**TASK DESCRIPTION**
Pull out every line of the listing below where "метильной" appears.

**Saved entries**

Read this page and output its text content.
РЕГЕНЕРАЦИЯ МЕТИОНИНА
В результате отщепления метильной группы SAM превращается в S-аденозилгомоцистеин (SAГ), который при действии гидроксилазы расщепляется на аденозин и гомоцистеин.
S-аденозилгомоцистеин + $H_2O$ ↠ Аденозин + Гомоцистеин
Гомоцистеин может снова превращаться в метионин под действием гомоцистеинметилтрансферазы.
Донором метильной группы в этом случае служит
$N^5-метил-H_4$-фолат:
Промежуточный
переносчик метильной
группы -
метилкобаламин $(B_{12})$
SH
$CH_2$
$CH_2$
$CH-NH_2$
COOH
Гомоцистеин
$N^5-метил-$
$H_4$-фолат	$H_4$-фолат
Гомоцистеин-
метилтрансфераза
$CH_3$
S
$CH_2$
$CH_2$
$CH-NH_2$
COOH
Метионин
...
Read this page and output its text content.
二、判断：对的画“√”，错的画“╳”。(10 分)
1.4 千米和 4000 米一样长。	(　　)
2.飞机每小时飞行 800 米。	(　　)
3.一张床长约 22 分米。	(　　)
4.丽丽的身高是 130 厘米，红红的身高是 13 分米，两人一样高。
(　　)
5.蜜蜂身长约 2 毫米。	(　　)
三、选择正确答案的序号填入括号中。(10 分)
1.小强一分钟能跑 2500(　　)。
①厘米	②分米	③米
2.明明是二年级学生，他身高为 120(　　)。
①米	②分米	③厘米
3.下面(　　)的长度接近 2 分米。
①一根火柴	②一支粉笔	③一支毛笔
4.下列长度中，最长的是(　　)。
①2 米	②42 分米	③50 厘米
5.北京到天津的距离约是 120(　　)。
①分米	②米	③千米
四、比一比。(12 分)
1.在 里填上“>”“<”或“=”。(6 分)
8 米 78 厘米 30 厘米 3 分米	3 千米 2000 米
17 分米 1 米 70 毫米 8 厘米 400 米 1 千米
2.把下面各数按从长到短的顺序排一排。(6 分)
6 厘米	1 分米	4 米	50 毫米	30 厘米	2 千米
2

**EXERCISE RESULT**
В результате отщепления метильной группы SAM превращается в S-аденозилгомоцистеин (SAГ), который при действии гидроксилазы расщепляется на аденозин и гомоцистеин.
Донором метильной группы в этом случае служит
переносчик метильной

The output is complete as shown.